_EXERCISE:_
Repeat the entire listing exactly as written.

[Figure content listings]
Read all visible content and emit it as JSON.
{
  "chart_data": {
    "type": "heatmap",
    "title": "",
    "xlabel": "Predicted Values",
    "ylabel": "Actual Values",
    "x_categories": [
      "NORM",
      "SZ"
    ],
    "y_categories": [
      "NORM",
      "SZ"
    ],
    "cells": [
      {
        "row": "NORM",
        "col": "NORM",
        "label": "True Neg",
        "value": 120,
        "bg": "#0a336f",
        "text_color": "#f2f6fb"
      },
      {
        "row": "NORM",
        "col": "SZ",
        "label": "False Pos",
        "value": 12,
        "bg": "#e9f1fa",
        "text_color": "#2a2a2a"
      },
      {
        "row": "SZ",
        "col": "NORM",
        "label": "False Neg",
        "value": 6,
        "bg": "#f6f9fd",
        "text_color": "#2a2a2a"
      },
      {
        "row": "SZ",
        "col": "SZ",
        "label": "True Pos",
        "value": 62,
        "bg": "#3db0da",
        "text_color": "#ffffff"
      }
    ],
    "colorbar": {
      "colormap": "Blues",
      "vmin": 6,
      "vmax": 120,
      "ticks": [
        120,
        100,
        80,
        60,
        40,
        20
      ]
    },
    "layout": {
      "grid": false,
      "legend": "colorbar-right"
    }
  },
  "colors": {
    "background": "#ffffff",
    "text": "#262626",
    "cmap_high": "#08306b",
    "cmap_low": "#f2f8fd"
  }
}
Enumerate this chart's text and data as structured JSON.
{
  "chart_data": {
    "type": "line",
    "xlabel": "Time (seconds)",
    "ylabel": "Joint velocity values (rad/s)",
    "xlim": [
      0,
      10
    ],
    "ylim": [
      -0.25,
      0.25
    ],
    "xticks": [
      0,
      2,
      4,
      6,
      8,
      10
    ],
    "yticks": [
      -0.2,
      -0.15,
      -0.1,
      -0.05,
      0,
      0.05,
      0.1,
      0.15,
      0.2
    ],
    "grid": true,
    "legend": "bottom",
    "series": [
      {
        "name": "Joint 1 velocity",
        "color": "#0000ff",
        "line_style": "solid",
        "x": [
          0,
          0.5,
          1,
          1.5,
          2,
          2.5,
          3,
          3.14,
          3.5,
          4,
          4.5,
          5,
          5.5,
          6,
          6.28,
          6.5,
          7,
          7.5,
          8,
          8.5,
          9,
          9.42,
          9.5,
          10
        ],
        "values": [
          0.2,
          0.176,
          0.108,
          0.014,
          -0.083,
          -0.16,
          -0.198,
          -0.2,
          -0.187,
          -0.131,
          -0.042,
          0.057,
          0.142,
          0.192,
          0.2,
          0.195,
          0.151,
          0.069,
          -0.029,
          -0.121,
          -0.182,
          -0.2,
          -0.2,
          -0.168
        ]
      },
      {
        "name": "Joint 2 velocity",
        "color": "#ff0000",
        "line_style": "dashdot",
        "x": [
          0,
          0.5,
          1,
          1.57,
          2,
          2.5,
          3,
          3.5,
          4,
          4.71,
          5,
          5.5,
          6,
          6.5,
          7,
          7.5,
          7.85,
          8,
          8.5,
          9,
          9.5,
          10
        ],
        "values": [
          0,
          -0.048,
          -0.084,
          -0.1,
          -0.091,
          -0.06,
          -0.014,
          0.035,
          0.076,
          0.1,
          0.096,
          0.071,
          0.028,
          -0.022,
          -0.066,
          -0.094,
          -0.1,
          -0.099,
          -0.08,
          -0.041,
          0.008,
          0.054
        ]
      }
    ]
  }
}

_COMPLETE ANSWER:_
Read all visible content and emit it as JSON.
{
  "chart_data": {
    "type": "heatmap",
    "title": "",
    "xlabel": "Predicted Values",
    "ylabel": "Actual Values",
    "x_categories": [
      "NORM",
      "SZ"
    ],
    "y_categories": [
      "NORM",
      "SZ"
    ],
    "cells": [
      {
        "row": "NORM",
        "col": "NORM",
        "label": "True Neg",
        "value": 120,
        "bg": "#0a336f",
        "text_color": "#f2f6fb"
      },
      {
        "row": "NORM",
        "col": "SZ",
        "label": "False Pos",
        "value": 12,
        "bg": "#e9f1fa",
        "text_color": "#2a2a2a"
      },
      {
        "row": "SZ",
        "col": "NORM",
        "label": "False Neg",
        "value": 6,
        "bg": "#f6f9fd",
        "text_color": "#2a2a2a"
      },
      {
        "row": "SZ",
        "col": "SZ",
        "label": "True Pos",
        "value": 62,
        "bg": "#3db0da",
        "text_color": "#ffffff"
      }
    ],
    "colorbar": {
      "colormap": "Blues",
      "vmin": 6,
      "vmax": 120,
      "ticks": [
        120,
        100,
        80,
        60,
        40,
        20
      ]
    },
    "layout": {
      "grid": false,
      "legend": "colorbar-right"
    }
  },
  "colors": {
    "background": "#ffffff",
    "text": "#262626",
    "cmap_high": "#08306b",
    "cmap_low": "#f2f8fd"
  }
}
Enumerate this chart's text and data as structured JSON.
{
  "chart_data": {
    "type": "line",
    "xlabel": "Time (seconds)",
    "ylabel": "Joint velocity values (rad/s)",
    "xlim": [
      0,
      10
    ],
    "ylim": [
      -0.25,
      0.25
    ],
    "xticks": [
      0,
      2,
      4,
      6,
      8,
      10
    ],
    "yticks": [
      -0.2,
      -0.15,
      -0.1,
      -0.05,
      0,
      0.05,
      0.1,
      0.15,
      0.2
    ],
    "grid": true,
    "legend": "bottom",
    "series": [
      {
        "name": "Joint 1 velocity",
        "color": "#0000ff",
        "line_style": "solid",
        "x": [
          0,
          0.5,
          1,
          1.5,
          2,
          2.5,
          3,
          3.14,
          3.5,
          4,
          4.5,
          5,
          5.5,
          6,
          6.28,
          6.5,
          7,
          7.5,
          8,
          8.5,
          9,
          9.42,
          9.5,
          10
        ],
        "values": [
          0.2,
          0.176,
          0.108,
          0.014,
          -0.083,
          -0.16,
          -0.198,
          -0.2,
          -0.187,
          -0.131,
          -0.042,
          0.057,
          0.142,
          0.192,
          0.2,
          0.195,
          0.151,
          0.069,
          -0.029,
          -0.121,
          -0.182,
          -0.2,
          -0.2,
          -0.168
        ]
      },
      {
        "name": "Joint 2 velocity",
        "color": "#ff0000",
        "line_style": "dashdot",
        "x": [
          0,
          0.5,
          1,
          1.57,
          2,
          2.5,
          3,
          3.5,
          4,
          4.71,
          5,
          5.5,
          6,
          6.5,
          7,
          7.5,
          7.85,
          8,
          8.5,
          9,
          9.5,
          10
        ],
        "values": [
          0,
          -0.048,
          -0.084,
          -0.1,
          -0.091,
          -0.06,
          -0.014,
          0.035,
          0.076,
          0.1,
          0.096,
          0.071,
          0.028,
          -0.022,
          -0.066,
          -0.094,
          -0.1,
          -0.099,
          -0.08,
          -0.041,
          0.008,
          0.054
        ]
      }
    ]
  }
}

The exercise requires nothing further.